Print all of the data exactly.

##### Data for processing

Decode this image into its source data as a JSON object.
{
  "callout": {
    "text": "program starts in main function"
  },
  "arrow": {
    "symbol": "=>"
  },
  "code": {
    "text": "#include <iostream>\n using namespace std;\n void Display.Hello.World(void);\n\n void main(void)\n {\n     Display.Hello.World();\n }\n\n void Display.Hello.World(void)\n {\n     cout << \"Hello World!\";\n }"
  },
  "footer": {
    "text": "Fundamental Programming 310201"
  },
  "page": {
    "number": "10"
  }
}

##########

_Response below_
Decode this image into its source data as a JSON object.
{
  "callout": {
    "text": "program starts in main function"
  },
  "arrow": {
    "symbol": "=>"
  },
  "code": {
    "text": "#include <iostream>\n using namespace std;\n void Display.Hello.World(void);\n\n void main(void)\n {\n     Display.Hello.World();\n }\n\n void Display.Hello.World(void)\n {\n     cout << \"Hello World!\";\n }"
  },
  "footer": {
    "text": "Fundamental Programming 310201"
  },
  "page": {
    "number": "10"
  }
}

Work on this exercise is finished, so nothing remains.